Written instruction A →
In the entries, will you change "candle" to "bar" across the stretch from the line containing "- candle: [1155, 91, 1160, 106]" through the line containing "- candle: [248, 270, 253, 281]", and give those lines back with nothing else altered?

Passage to read →
══════

February 11, 2013

20 Minutes with a Hero

In the guide for his memorial service, it says that there are those who know about Chris Kyle, those who know of Chris Kyle and there are those who really know Chris Kyle. While I’m certain I don’t fit in that latter category (I didn’t know him), I don’t think I just knew about or of him either. I find myself somewhere in the middle.

Before I go any further, let me admit that the essence of a man can never be fully understood or grasped by anyone other than those who are closest to him. That is sacred ground for his wife and children, and those select few he chooses to let in. It should never be purported to be understood by someone who doesn’t truly know him. But one thing was clear from today’s memorial service for Chris. The essence of who he was as a man was evident to anyone who ever met him, even if it was just for a moment.

One day last year, I had the honor and privilege of seeing that essence up close. I had the chance to spend 20 minutes with Chris Kyle. No cameras were around (besides my phone). No press was recording the conversation. No one else even knew about it. But during that brief conversation, it was clear that Chris had vitality, humility, and security in his spirit. When you live the kind of life Chris did (and I’m not talking about what he did for a living); when you are the kind of man that Chris was, it permeates every aspect of your life, every conversation you have. It’s clear to anyone and everyone just what kind of man you are. Even if he only spends 20 minutes with you. That’s what I had. 20 minutes.

══════

Records supplied →
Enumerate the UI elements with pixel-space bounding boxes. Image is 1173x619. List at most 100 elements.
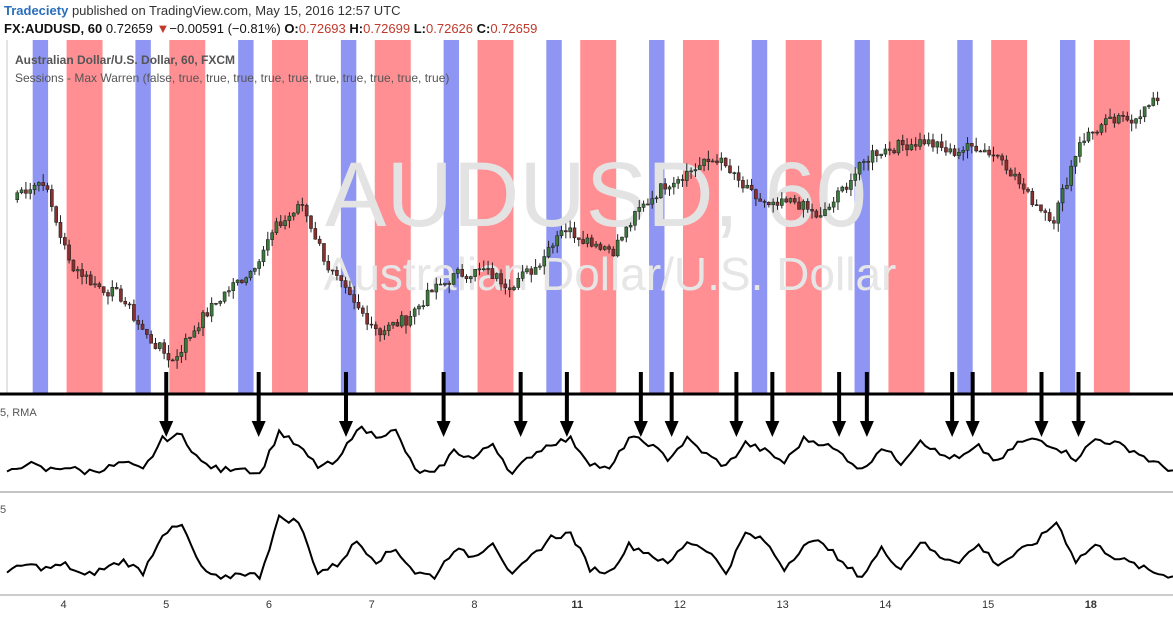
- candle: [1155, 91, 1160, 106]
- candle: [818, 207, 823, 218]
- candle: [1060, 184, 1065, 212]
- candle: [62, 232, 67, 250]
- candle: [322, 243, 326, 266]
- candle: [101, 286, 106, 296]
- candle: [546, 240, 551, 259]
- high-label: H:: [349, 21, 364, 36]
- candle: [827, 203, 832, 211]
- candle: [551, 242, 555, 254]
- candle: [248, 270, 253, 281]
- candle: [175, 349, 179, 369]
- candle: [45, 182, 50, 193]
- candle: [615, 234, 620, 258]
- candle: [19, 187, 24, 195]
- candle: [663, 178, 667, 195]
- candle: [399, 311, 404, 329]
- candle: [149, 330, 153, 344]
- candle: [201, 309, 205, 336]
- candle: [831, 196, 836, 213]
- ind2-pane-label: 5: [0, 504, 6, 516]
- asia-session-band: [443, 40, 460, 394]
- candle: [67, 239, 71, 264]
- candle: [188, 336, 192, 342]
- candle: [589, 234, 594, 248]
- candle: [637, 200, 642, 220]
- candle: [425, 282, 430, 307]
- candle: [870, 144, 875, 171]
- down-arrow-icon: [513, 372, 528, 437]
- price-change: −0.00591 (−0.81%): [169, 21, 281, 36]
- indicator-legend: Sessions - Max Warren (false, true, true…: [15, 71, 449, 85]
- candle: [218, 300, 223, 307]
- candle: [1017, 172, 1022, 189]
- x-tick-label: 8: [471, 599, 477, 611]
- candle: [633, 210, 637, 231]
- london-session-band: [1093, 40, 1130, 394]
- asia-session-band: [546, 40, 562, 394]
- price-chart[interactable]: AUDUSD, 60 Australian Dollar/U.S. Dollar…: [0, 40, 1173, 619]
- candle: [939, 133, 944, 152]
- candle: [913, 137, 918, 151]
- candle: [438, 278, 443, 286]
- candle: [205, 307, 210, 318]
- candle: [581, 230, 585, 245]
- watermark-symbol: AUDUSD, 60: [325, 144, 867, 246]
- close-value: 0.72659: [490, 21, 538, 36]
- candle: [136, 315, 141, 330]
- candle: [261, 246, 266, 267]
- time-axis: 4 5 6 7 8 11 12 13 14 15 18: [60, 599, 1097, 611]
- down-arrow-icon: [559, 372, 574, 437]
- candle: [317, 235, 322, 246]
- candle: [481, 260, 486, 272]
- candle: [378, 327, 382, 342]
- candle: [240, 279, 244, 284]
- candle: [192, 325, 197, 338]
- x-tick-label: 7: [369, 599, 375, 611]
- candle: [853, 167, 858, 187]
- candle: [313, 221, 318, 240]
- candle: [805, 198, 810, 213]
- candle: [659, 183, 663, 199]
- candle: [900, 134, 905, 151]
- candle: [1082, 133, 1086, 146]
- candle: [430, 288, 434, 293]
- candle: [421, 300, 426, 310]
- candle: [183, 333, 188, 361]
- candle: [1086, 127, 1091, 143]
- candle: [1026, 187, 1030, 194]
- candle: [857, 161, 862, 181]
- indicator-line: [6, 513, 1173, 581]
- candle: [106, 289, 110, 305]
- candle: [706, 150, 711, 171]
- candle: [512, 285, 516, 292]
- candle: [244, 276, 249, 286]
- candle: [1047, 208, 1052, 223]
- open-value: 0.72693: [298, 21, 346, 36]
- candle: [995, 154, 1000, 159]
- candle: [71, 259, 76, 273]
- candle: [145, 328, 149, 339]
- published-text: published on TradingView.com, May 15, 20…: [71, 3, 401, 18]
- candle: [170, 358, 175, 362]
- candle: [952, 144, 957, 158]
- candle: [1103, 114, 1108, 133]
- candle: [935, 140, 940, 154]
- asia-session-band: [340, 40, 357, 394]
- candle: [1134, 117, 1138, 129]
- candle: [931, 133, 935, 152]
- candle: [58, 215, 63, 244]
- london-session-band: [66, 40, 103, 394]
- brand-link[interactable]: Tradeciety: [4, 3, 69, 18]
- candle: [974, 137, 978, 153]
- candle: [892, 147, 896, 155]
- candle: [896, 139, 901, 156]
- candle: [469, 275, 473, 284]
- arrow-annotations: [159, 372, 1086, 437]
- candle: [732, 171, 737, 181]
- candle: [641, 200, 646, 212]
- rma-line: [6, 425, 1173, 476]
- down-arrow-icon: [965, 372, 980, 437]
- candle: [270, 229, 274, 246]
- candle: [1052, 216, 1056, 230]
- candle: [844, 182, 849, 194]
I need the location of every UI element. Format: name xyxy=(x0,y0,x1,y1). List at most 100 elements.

══════

Written instruction B →
Can you retype the piece about Chris Kyle in full, word for word?

Worked solution A →
- bar: [1155, 91, 1160, 106]
- bar: [818, 207, 823, 218]
- bar: [1060, 184, 1065, 212]
- bar: [62, 232, 67, 250]
- bar: [322, 243, 326, 266]
- bar: [101, 286, 106, 296]
- bar: [546, 240, 551, 259]
- high-label: H:: [349, 21, 364, 36]
- bar: [827, 203, 832, 211]
- bar: [551, 242, 555, 254]
- bar: [248, 270, 253, 281]

Worked solution B →
February 11, 2013

20 Minutes with a Hero

In the guide for his memorial service, it says that there are those who know about Chris Kyle, those who know of Chris Kyle and there are those who really know Chris Kyle. While I’m certain I don’t fit in that latter category (I didn’t know him), I don’t think I just knew about or of him either. I find myself somewhere in the middle.

Before I go any further, let me admit that the essence of a man can never be fully understood or grasped by anyone other than those who are closest to him. That is sacred ground for his wife and children, and those select few he chooses to let in. It should never be purported to be understood by someone who doesn’t truly know him. But one thing was clear from today’s memorial service for Chris. The essence of who he was as a man was evident to anyone who ever met him, even if it was just for a moment.

One day last year, I had the honor and privilege of seeing that essence up close. I had the chance to spend 20 minutes with Chris Kyle. No cameras were around (besides my phone). No press was recording the conversation. No one else even knew about it. But during that brief conversation, it was clear that Chris had vitality, humility, and security in his spirit. When you live the kind of life Chris did (and I’m not talking about what he did for a living); when you are the kind of man that Chris was, it permeates every aspect of your life, every conversation you have. It’s clear to anyone and everyone just what kind of man you are. Even if he only spends 20 minutes with you. That’s what I had. 20 minutes.